■ What is being asked ■
Work out how many lines in the entries below include the word "Volume". Give nothing but the number.

■ Information supplied ■
▶

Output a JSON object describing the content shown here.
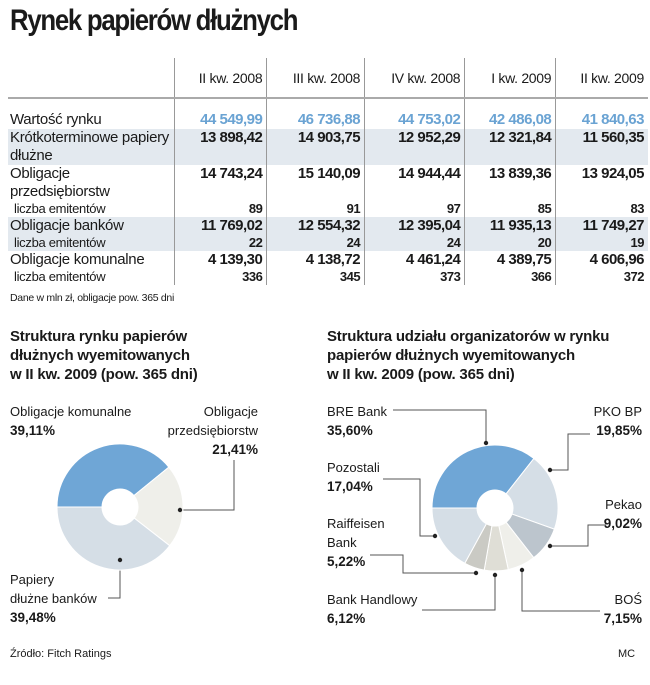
{
  "title": "Rynek papierów dłużnych",
  "table": {
    "columns": [
      "II kw. 2008",
      "III kw. 2008",
      "IV kw. 2008",
      "I kw. 2009",
      "II kw. 2009"
    ],
    "rows": [
      {
        "label": "Wartość rynku",
        "values": [
          "44 549,99",
          "46 736,88",
          "44 753,02",
          "42 486,08",
          "41 840,63"
        ]
      },
      {
        "label": "Krótkoterminowe papiery dłużne",
        "values": [
          "13 898,42",
          "14 903,75",
          "12 952,29",
          "12 321,84",
          "11 560,35"
        ]
      },
      {
        "label": "Obligacje przedsiębiorstw",
        "values": [
          "14 743,24",
          "15 140,09",
          "14 944,44",
          "13 839,36",
          "13 924,05"
        ]
      },
      {
        "label": "liczba emitentów",
        "values": [
          "89",
          "91",
          "97",
          "85",
          "83"
        ]
      },
      {
        "label": "Obligacje banków",
        "values": [
          "11 769,02",
          "12 554,32",
          "12 395,04",
          "11 935,13",
          "11 749,27"
        ]
      },
      {
        "label": "liczba emitentów",
        "values": [
          "22",
          "24",
          "24",
          "20",
          "19"
        ]
      },
      {
        "label": "Obligacje komunalne",
        "values": [
          "4 139,30",
          "4 138,72",
          "4 461,24",
          "4 389,75",
          "4 606,96"
        ]
      },
      {
        "label": "liczba emitentów",
        "values": [
          "336",
          "345",
          "373",
          "366",
          "372"
        ]
      }
    ],
    "note": "Dane w mln zł, obligacje pow. 365 dni"
  },
  "chart_data": [
    {
      "type": "pie",
      "title": "Struktura rynku papierów dłużnych wyemitowanych w II kw. 2009 (pow. 365 dni)",
      "title_lines": [
        "Struktura rynku papierów",
        "dłużnych wyemitowanych",
        "w II kw. 2009 (pow. 365 dni)"
      ],
      "slices": [
        {
          "name": "Obligacje komunalne",
          "value": 39.11,
          "label": "39,11%",
          "color": "#6fa6d6"
        },
        {
          "name": "Obligacje przedsiębiorstw",
          "value": 21.41,
          "label": "21,41%",
          "color": "#efefea"
        },
        {
          "name": "Papiery dłużne banków",
          "value": 39.48,
          "label": "39,48%",
          "color": "#d5dee6"
        }
      ],
      "name_lines": {
        "przeds": [
          "Obligacje",
          "przedsiębiorstw"
        ],
        "banki": [
          "Papiery",
          "dłużne banków"
        ]
      }
    },
    {
      "type": "pie",
      "title": "Struktura udziału organizatorów w rynku papierów dłużnych wyemitowanych w II kw. 2009 (pow. 365 dni)",
      "title_lines": [
        "Struktura udziału organizatorów w rynku",
        "papierów dłużnych wyemitowanych",
        "w II kw. 2009 (pow. 365 dni)"
      ],
      "slices": [
        {
          "name": "BRE Bank",
          "value": 35.6,
          "label": "35,60%",
          "color": "#6fa6d6"
        },
        {
          "name": "PKO BP",
          "value": 19.85,
          "label": "19,85%",
          "color": "#d5dee6"
        },
        {
          "name": "Pekao",
          "value": 9.02,
          "label": "9,02%",
          "color": "#bcc5cd"
        },
        {
          "name": "BOŚ",
          "value": 7.15,
          "label": "7,15%",
          "color": "#efefea"
        },
        {
          "name": "Bank Handlowy",
          "value": 6.12,
          "label": "6,12%",
          "color": "#dfded6"
        },
        {
          "name": "Raiffeisen Bank",
          "value": 5.22,
          "label": "5,22%",
          "color": "#cacac4"
        },
        {
          "name": "Pozostali",
          "value": 17.04,
          "label": "17,04%",
          "color": "#d5dee6"
        }
      ],
      "name_lines": {
        "raif": [
          "Raiffeisen",
          "Bank"
        ]
      }
    }
  ],
  "source": "Źródło: Fitch Ratings",
  "credit": "MC"
}
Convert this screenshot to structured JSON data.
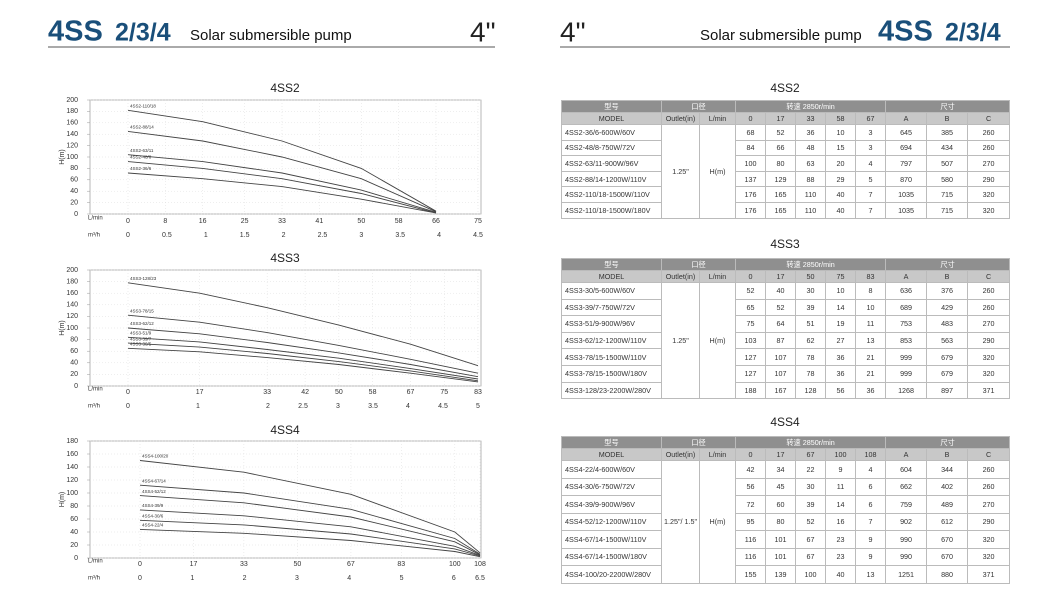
{
  "header": {
    "left_series": "4SS",
    "left_models": "2/3/4",
    "left_subtitle": "Solar submersible pump",
    "left_size": "4\"",
    "right_size": "4\"",
    "right_subtitle": "Solar submersible pump",
    "right_series": "4SS",
    "right_models": "2/3/4"
  },
  "chart_data": [
    {
      "type": "line",
      "title": "4SS2",
      "ylabel": "H(m)",
      "xlabel": "L/min",
      "x2label": "m³/h",
      "grid": true,
      "x": [
        0,
        16,
        33,
        50,
        66
      ],
      "xlim": [
        0,
        75
      ],
      "xticks": [
        0,
        8,
        16,
        25,
        33,
        41,
        50,
        58,
        66,
        75
      ],
      "x2lim": [
        0,
        4.5
      ],
      "x2ticks": [
        0,
        0.5,
        1,
        1.5,
        2,
        2.5,
        3,
        3.5,
        4,
        4.5
      ],
      "ylim": [
        0,
        200
      ],
      "yticks": [
        0,
        20,
        40,
        60,
        80,
        100,
        120,
        140,
        160,
        180,
        200
      ],
      "series": [
        {
          "name": "4SS2-110/18",
          "color": "#444444",
          "values": [
            182,
            162,
            128,
            80,
            5
          ]
        },
        {
          "name": "4SS2-88/14",
          "color": "#444444",
          "values": [
            145,
            128,
            100,
            62,
            4
          ]
        },
        {
          "name": "4SS2-63/11",
          "color": "#444444",
          "values": [
            104,
            92,
            72,
            42,
            3
          ]
        },
        {
          "name": "4SS2-48/8",
          "color": "#444444",
          "values": [
            92,
            80,
            62,
            36,
            2
          ]
        },
        {
          "name": "4SS2-36/6",
          "color": "#444444",
          "values": [
            72,
            62,
            48,
            26,
            2
          ]
        }
      ]
    },
    {
      "type": "line",
      "title": "4SS3",
      "ylabel": "H(m)",
      "xlabel": "L/min",
      "x2label": "m³/h",
      "grid": true,
      "x": [
        0,
        17,
        33,
        50,
        67,
        83
      ],
      "xlim": [
        0,
        83
      ],
      "xticks": [
        0,
        17,
        33,
        42,
        50,
        58,
        67,
        75,
        83
      ],
      "x2lim": [
        0,
        5
      ],
      "x2ticks": [
        0,
        1,
        2,
        2.5,
        3,
        3.5,
        4,
        4.5,
        5
      ],
      "ylim": [
        0,
        200
      ],
      "yticks": [
        0,
        20,
        40,
        60,
        80,
        100,
        120,
        140,
        160,
        180,
        200
      ],
      "series": [
        {
          "name": "4SS3-128/23",
          "color": "#444444",
          "values": [
            178,
            160,
            135,
            105,
            72,
            35
          ]
        },
        {
          "name": "4SS3-78/15",
          "color": "#444444",
          "values": [
            122,
            110,
            92,
            70,
            46,
            22
          ]
        },
        {
          "name": "4SS3-62/12",
          "color": "#444444",
          "values": [
            100,
            90,
            75,
            57,
            37,
            16
          ]
        },
        {
          "name": "4SS3-51/9",
          "color": "#444444",
          "values": [
            84,
            76,
            63,
            48,
            30,
            12
          ]
        },
        {
          "name": "4SS3-39/7",
          "color": "#444444",
          "values": [
            74,
            67,
            56,
            42,
            26,
            9
          ]
        },
        {
          "name": "4SS3-30/5",
          "color": "#444444",
          "values": [
            65,
            59,
            49,
            37,
            22,
            7
          ]
        }
      ]
    },
    {
      "type": "line",
      "title": "4SS4",
      "ylabel": "H(m)",
      "xlabel": "L/min",
      "x2label": "m³/h",
      "grid": true,
      "x": [
        0,
        33,
        67,
        100,
        108
      ],
      "xlim": [
        0,
        108
      ],
      "xticks": [
        0,
        17,
        33,
        50,
        67,
        83,
        100,
        108
      ],
      "x2lim": [
        0,
        6.5
      ],
      "x2ticks": [
        0,
        1,
        2,
        3,
        4,
        5,
        6,
        6.5
      ],
      "ylim": [
        0,
        180
      ],
      "yticks": [
        0,
        20,
        40,
        60,
        80,
        100,
        120,
        140,
        160,
        180
      ],
      "series": [
        {
          "name": "4SS4-100/20",
          "color": "#444444",
          "values": [
            150,
            132,
            98,
            40,
            8
          ]
        },
        {
          "name": "4SS4-67/14",
          "color": "#444444",
          "values": [
            112,
            100,
            75,
            30,
            6
          ]
        },
        {
          "name": "4SS4-52/12",
          "color": "#444444",
          "values": [
            96,
            85,
            63,
            25,
            5
          ]
        },
        {
          "name": "4SS4-39/9",
          "color": "#444444",
          "values": [
            74,
            65,
            48,
            18,
            4
          ]
        },
        {
          "name": "4SS4-30/6",
          "color": "#444444",
          "values": [
            58,
            51,
            37,
            14,
            3
          ]
        },
        {
          "name": "4SS4-22/4",
          "color": "#444444",
          "values": [
            44,
            38,
            27,
            10,
            2
          ]
        }
      ]
    }
  ],
  "tables": [
    {
      "title": "4SS2",
      "header1": [
        "型号",
        "口径",
        "转速 2850r/min",
        "尺寸"
      ],
      "header2": [
        "MODEL",
        "Outlet(in)",
        "L/min",
        0,
        17,
        33,
        58,
        67,
        "A",
        "B",
        "C"
      ],
      "outlet": "1.25\"",
      "head": "H(m)",
      "rows": [
        [
          "4SS2-36/6-600W/60V",
          68,
          52,
          36,
          10,
          3,
          645,
          385,
          260
        ],
        [
          "4SS2-48/8-750W/72V",
          84,
          66,
          48,
          15,
          3,
          694,
          434,
          260
        ],
        [
          "4SS2-63/11-900W/96V",
          100,
          80,
          63,
          20,
          4,
          797,
          507,
          270
        ],
        [
          "4SS2-88/14-1200W/110V",
          137,
          129,
          88,
          29,
          5,
          870,
          580,
          290
        ],
        [
          "4SS2-110/18-1500W/110V",
          176,
          165,
          110,
          40,
          7,
          1035,
          715,
          320
        ],
        [
          "4SS2-110/18-1500W/180V",
          176,
          165,
          110,
          40,
          7,
          1035,
          715,
          320
        ]
      ]
    },
    {
      "title": "4SS3",
      "header1": [
        "型号",
        "口径",
        "转速 2850r/min",
        "尺寸"
      ],
      "header2": [
        "MODEL",
        "Outlet(in)",
        "L/min",
        0,
        17,
        50,
        75,
        83,
        "A",
        "B",
        "C"
      ],
      "outlet": "1.25\"",
      "head": "H(m)",
      "rows": [
        [
          "4SS3-30/5-600W/60V",
          52,
          40,
          30,
          10,
          8,
          636,
          376,
          260
        ],
        [
          "4SS3-39/7-750W/72V",
          65,
          52,
          39,
          14,
          10,
          689,
          429,
          260
        ],
        [
          "4SS3-51/9-900W/96V",
          75,
          64,
          51,
          19,
          11,
          753,
          483,
          270
        ],
        [
          "4SS3-62/12-1200W/110V",
          103,
          87,
          62,
          27,
          13,
          853,
          563,
          290
        ],
        [
          "4SS3-78/15-1500W/110V",
          127,
          107,
          78,
          36,
          21,
          999,
          679,
          320
        ],
        [
          "4SS3-78/15-1500W/180V",
          127,
          107,
          78,
          36,
          21,
          999,
          679,
          320
        ],
        [
          "4SS3-128/23-2200W/280V",
          188,
          167,
          128,
          56,
          36,
          1268,
          897,
          371
        ]
      ]
    },
    {
      "title": "4SS4",
      "header1": [
        "型号",
        "口径",
        "转速 2850r/min",
        "尺寸"
      ],
      "header2": [
        "MODEL",
        "Outlet(in)",
        "L/min",
        0,
        17,
        67,
        100,
        108,
        "A",
        "B",
        "C"
      ],
      "outlet": "1.25\"/ 1.5\"",
      "head": "H(m)",
      "rows": [
        [
          "4SS4-22/4-600W/60V",
          42,
          34,
          22,
          9,
          4,
          604,
          344,
          260
        ],
        [
          "4SS4-30/6-750W/72V",
          56,
          45,
          30,
          11,
          6,
          662,
          402,
          260
        ],
        [
          "4SS4-39/9-900W/96V",
          72,
          60,
          39,
          14,
          6,
          759,
          489,
          270
        ],
        [
          "4SS4-52/12-1200W/110V",
          95,
          80,
          52,
          16,
          7,
          902,
          612,
          290
        ],
        [
          "4SS4-67/14-1500W/110V",
          116,
          101,
          67,
          23,
          9,
          990,
          670,
          320
        ],
        [
          "4SS4-67/14-1500W/180V",
          116,
          101,
          67,
          23,
          9,
          990,
          670,
          320
        ],
        [
          "4SS4-100/20-2200W/280V",
          155,
          139,
          100,
          40,
          13,
          1251,
          880,
          371
        ]
      ]
    }
  ]
}
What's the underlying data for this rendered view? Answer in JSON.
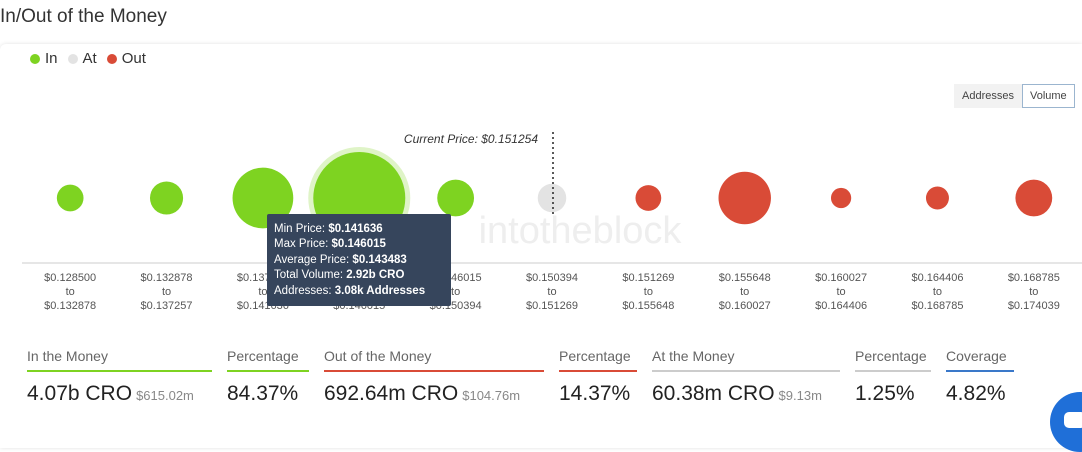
{
  "header": {
    "title": "In/Out of the Money"
  },
  "legend": [
    {
      "label": "In",
      "color": "#7ed321"
    },
    {
      "label": "At",
      "color": "#e3e3e3"
    },
    {
      "label": "Out",
      "color": "#d94b37"
    }
  ],
  "toggle": {
    "addresses": "Addresses",
    "volume": "Volume",
    "active": "Volume"
  },
  "current_price_label": "Current Price: $0.151254",
  "watermark": "intotheblock",
  "chart_data": {
    "type": "bubble",
    "series_colors": {
      "in": "#7ed321",
      "at": "#e3e3e3",
      "out": "#d94b37"
    },
    "buckets": [
      {
        "from": "$0.128500",
        "to": "$0.132878",
        "status": "in",
        "relative_size": 0.29
      },
      {
        "from": "$0.132878",
        "to": "$0.137257",
        "status": "in",
        "relative_size": 0.36
      },
      {
        "from": "$0.137257",
        "to": "$0.141636",
        "status": "in",
        "relative_size": 0.66
      },
      {
        "from": "$0.141636",
        "to": "$0.146015",
        "status": "in",
        "relative_size": 1.0,
        "highlighted": true
      },
      {
        "from": "$0.146015",
        "to": "$0.150394",
        "status": "in",
        "relative_size": 0.4
      },
      {
        "from": "$0.150394",
        "to": "$0.151269",
        "status": "at",
        "relative_size": 0.31
      },
      {
        "from": "$0.151269",
        "to": "$0.155648",
        "status": "out",
        "relative_size": 0.28
      },
      {
        "from": "$0.155648",
        "to": "$0.160027",
        "status": "out",
        "relative_size": 0.57
      },
      {
        "from": "$0.160027",
        "to": "$0.164406",
        "status": "out",
        "relative_size": 0.22
      },
      {
        "from": "$0.164406",
        "to": "$0.168785",
        "status": "out",
        "relative_size": 0.25
      },
      {
        "from": "$0.168785",
        "to": "$0.174039",
        "status": "out",
        "relative_size": 0.4
      }
    ],
    "to_word": "to",
    "current_price": "$0.151254"
  },
  "tooltip": {
    "min_label": "Min Price:",
    "min_value": "$0.141636",
    "max_label": "Max Price:",
    "max_value": "$0.146015",
    "avg_label": "Average Price:",
    "avg_value": "$0.143483",
    "vol_label": "Total Volume:",
    "vol_value": "2.92b CRO",
    "addr_label": "Addresses:",
    "addr_value": "3.08k Addresses"
  },
  "stats": {
    "in_label": "In the Money",
    "in_value": "4.07b CRO",
    "in_usd": "$615.02m",
    "in_pct_label": "Percentage",
    "in_pct": "84.37%",
    "out_label": "Out of the Money",
    "out_value": "692.64m CRO",
    "out_usd": "$104.76m",
    "out_pct_label": "Percentage",
    "out_pct": "14.37%",
    "at_label": "At the Money",
    "at_value": "60.38m CRO",
    "at_usd": "$9.13m",
    "at_pct_label": "Percentage",
    "at_pct": "1.25%",
    "cov_label": "Coverage",
    "cov_value": "4.82%"
  },
  "stat_colors": {
    "in": "#7ed321",
    "out": "#d94b37",
    "at": "#cccccc",
    "coverage": "#3a78c9"
  }
}
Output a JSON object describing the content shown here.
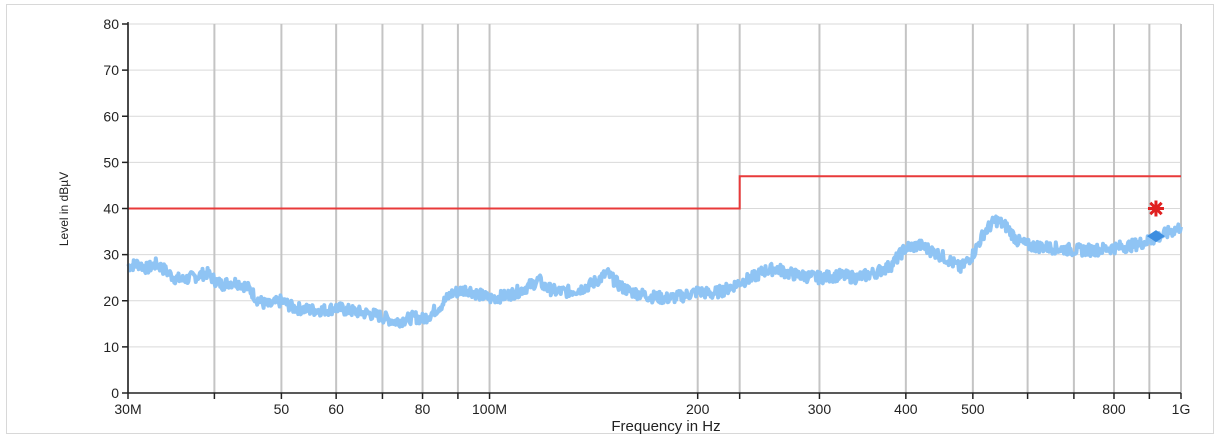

◀

■ Result of the task ■
3